WORK INSTRUCTIONS
Copy each entry as it stands, leaving nothing out.

DATA IN THIS EXERCISE
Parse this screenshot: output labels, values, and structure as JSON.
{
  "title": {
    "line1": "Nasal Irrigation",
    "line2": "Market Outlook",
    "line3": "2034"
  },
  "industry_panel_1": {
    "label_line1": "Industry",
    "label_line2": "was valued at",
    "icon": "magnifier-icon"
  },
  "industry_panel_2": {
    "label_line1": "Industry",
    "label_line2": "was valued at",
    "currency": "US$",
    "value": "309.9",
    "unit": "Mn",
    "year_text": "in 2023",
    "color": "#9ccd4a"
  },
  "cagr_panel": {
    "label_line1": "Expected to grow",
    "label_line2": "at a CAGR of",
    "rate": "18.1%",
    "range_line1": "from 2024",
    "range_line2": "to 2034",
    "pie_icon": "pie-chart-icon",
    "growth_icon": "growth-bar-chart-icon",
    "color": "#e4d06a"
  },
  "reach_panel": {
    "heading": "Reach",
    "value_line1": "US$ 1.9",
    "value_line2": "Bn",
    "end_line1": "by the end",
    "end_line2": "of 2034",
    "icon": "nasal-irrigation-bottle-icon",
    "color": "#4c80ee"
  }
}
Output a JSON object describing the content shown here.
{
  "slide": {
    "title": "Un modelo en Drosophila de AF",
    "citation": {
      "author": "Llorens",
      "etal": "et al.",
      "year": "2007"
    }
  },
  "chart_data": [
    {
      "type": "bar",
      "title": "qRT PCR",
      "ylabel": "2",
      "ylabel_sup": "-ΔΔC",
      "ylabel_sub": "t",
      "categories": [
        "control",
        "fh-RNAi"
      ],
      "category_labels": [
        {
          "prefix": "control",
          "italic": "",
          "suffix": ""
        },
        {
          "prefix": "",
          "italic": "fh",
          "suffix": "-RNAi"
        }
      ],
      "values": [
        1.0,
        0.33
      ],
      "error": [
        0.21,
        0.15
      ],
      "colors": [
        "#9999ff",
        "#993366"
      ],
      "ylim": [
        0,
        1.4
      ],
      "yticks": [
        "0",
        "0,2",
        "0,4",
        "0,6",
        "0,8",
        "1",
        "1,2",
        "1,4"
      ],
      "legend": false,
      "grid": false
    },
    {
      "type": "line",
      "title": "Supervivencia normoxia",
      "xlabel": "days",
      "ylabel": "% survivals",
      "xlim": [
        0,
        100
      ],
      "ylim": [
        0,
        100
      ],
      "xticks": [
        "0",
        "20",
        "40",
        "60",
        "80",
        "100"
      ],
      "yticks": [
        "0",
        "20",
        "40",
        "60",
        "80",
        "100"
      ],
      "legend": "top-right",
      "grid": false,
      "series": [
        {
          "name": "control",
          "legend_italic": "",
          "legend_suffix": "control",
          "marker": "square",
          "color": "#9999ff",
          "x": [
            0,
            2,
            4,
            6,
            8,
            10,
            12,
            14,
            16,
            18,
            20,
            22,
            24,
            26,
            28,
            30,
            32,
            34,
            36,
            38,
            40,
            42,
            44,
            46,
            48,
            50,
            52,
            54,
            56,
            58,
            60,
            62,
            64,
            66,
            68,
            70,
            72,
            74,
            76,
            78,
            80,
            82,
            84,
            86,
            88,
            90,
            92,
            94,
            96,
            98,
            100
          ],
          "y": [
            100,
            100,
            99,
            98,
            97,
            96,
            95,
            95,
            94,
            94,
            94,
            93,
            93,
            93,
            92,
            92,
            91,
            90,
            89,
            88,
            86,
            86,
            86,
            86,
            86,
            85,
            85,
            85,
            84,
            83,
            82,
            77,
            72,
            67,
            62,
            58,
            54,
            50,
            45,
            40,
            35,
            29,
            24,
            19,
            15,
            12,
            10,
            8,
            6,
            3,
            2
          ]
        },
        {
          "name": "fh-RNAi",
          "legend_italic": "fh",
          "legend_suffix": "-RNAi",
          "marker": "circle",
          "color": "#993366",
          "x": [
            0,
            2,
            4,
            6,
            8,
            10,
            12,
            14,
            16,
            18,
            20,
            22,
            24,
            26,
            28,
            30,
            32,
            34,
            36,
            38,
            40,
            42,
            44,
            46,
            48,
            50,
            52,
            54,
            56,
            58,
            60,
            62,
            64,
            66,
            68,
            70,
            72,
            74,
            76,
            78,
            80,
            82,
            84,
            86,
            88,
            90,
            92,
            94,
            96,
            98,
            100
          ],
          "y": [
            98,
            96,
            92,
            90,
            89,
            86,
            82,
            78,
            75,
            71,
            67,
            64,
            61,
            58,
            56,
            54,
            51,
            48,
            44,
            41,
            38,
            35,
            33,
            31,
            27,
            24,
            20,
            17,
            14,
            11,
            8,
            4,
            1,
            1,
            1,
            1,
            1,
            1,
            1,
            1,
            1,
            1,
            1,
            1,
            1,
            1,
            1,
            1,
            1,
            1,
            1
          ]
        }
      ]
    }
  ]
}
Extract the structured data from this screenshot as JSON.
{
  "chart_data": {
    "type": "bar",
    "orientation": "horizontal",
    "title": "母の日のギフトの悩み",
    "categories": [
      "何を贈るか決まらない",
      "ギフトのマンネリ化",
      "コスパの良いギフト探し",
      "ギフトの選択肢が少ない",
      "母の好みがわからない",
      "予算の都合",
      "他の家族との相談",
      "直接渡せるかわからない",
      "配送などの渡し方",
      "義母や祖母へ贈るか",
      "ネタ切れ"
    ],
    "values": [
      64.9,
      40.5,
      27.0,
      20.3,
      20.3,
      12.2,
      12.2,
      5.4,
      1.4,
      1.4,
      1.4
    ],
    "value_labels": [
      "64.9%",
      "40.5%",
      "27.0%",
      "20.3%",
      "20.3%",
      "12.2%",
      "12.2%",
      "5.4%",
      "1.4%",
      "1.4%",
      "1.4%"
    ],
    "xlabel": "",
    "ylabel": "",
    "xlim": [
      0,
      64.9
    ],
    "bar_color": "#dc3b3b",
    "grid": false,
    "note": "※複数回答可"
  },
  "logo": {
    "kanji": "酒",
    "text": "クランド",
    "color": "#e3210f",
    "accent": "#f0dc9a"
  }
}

OUTPUT FOR THIS TASK
Parse this screenshot: output labels, values, and structure as JSON.
{
  "title": {
    "line1": "Nasal Irrigation",
    "line2": "Market Outlook",
    "line3": "2034"
  },
  "industry_panel_1": {
    "label_line1": "Industry",
    "label_line2": "was valued at",
    "icon": "magnifier-icon"
  },
  "industry_panel_2": {
    "label_line1": "Industry",
    "label_line2": "was valued at",
    "currency": "US$",
    "value": "309.9",
    "unit": "Mn",
    "year_text": "in 2023",
    "color": "#9ccd4a"
  },
  "cagr_panel": {
    "label_line1": "Expected to grow",
    "label_line2": "at a CAGR of",
    "rate": "18.1%",
    "range_line1": "from 2024",
    "range_line2": "to 2034",
    "pie_icon": "pie-chart-icon",
    "growth_icon": "growth-bar-chart-icon",
    "color": "#e4d06a"
  },
  "reach_panel": {
    "heading": "Reach",
    "value_line1": "US$ 1.9",
    "value_line2": "Bn",
    "end_line1": "by the end",
    "end_line2": "of 2034",
    "icon": "nasal-irrigation-bottle-icon",
    "color": "#4c80ee"
  }
}
Output a JSON object describing the content shown here.
{
  "slide": {
    "title": "Un modelo en Drosophila de AF",
    "citation": {
      "author": "Llorens",
      "etal": "et al.",
      "year": "2007"
    }
  },
  "chart_data": [
    {
      "type": "bar",
      "title": "qRT PCR",
      "ylabel": "2",
      "ylabel_sup": "-ΔΔC",
      "ylabel_sub": "t",
      "categories": [
        "control",
        "fh-RNAi"
      ],
      "category_labels": [
        {
          "prefix": "control",
          "italic": "",
          "suffix": ""
        },
        {
          "prefix": "",
          "italic": "fh",
          "suffix": "-RNAi"
        }
      ],
      "values": [
        1.0,
        0.33
      ],
      "error": [
        0.21,
        0.15
      ],
      "colors": [
        "#9999ff",
        "#993366"
      ],
      "ylim": [
        0,
        1.4
      ],
      "yticks": [
        "0",
        "0,2",
        "0,4",
        "0,6",
        "0,8",
        "1",
        "1,2",
        "1,4"
      ],
      "legend": false,
      "grid": false
    },
    {
      "type": "line",
      "title": "Supervivencia normoxia",
      "xlabel": "days",
      "ylabel": "% survivals",
      "xlim": [
        0,
        100
      ],
      "ylim": [
        0,
        100
      ],
      "xticks": [
        "0",
        "20",
        "40",
        "60",
        "80",
        "100"
      ],
      "yticks": [
        "0",
        "20",
        "40",
        "60",
        "80",
        "100"
      ],
      "legend": "top-right",
      "grid": false,
      "series": [
        {
          "name": "control",
          "legend_italic": "",
          "legend_suffix": "control",
          "marker": "square",
          "color": "#9999ff",
          "x": [
            0,
            2,
            4,
            6,
            8,
            10,
            12,
            14,
            16,
            18,
            20,
            22,
            24,
            26,
            28,
            30,
            32,
            34,
            36,
            38,
            40,
            42,
            44,
            46,
            48,
            50,
            52,
            54,
            56,
            58,
            60,
            62,
            64,
            66,
            68,
            70,
            72,
            74,
            76,
            78,
            80,
            82,
            84,
            86,
            88,
            90,
            92,
            94,
            96,
            98,
            100
          ],
          "y": [
            100,
            100,
            99,
            98,
            97,
            96,
            95,
            95,
            94,
            94,
            94,
            93,
            93,
            93,
            92,
            92,
            91,
            90,
            89,
            88,
            86,
            86,
            86,
            86,
            86,
            85,
            85,
            85,
            84,
            83,
            82,
            77,
            72,
            67,
            62,
            58,
            54,
            50,
            45,
            40,
            35,
            29,
            24,
            19,
            15,
            12,
            10,
            8,
            6,
            3,
            2
          ]
        },
        {
          "name": "fh-RNAi",
          "legend_italic": "fh",
          "legend_suffix": "-RNAi",
          "marker": "circle",
          "color": "#993366",
          "x": [
            0,
            2,
            4,
            6,
            8,
            10,
            12,
            14,
            16,
            18,
            20,
            22,
            24,
            26,
            28,
            30,
            32,
            34,
            36,
            38,
            40,
            42,
            44,
            46,
            48,
            50,
            52,
            54,
            56,
            58,
            60,
            62,
            64,
            66,
            68,
            70,
            72,
            74,
            76,
            78,
            80,
            82,
            84,
            86,
            88,
            90,
            92,
            94,
            96,
            98,
            100
          ],
          "y": [
            98,
            96,
            92,
            90,
            89,
            86,
            82,
            78,
            75,
            71,
            67,
            64,
            61,
            58,
            56,
            54,
            51,
            48,
            44,
            41,
            38,
            35,
            33,
            31,
            27,
            24,
            20,
            17,
            14,
            11,
            8,
            4,
            1,
            1,
            1,
            1,
            1,
            1,
            1,
            1,
            1,
            1,
            1,
            1,
            1,
            1,
            1,
            1,
            1,
            1,
            1
          ]
        }
      ]
    }
  ]
}
Extract the structured data from this screenshot as JSON.
{
  "chart_data": {
    "type": "bar",
    "orientation": "horizontal",
    "title": "母の日のギフトの悩み",
    "categories": [
      "何を贈るか決まらない",
      "ギフトのマンネリ化",
      "コスパの良いギフト探し",
      "ギフトの選択肢が少ない",
      "母の好みがわからない",
      "予算の都合",
      "他の家族との相談",
      "直接渡せるかわからない",
      "配送などの渡し方",
      "義母や祖母へ贈るか",
      "ネタ切れ"
    ],
    "values": [
      64.9,
      40.5,
      27.0,
      20.3,
      20.3,
      12.2,
      12.2,
      5.4,
      1.4,
      1.4,
      1.4
    ],
    "value_labels": [
      "64.9%",
      "40.5%",
      "27.0%",
      "20.3%",
      "20.3%",
      "12.2%",
      "12.2%",
      "5.4%",
      "1.4%",
      "1.4%",
      "1.4%"
    ],
    "xlabel": "",
    "ylabel": "",
    "xlim": [
      0,
      64.9
    ],
    "bar_color": "#dc3b3b",
    "grid": false,
    "note": "※複数回答可"
  },
  "logo": {
    "kanji": "酒",
    "text": "クランド",
    "color": "#e3210f",
    "accent": "#f0dc9a"
  }
}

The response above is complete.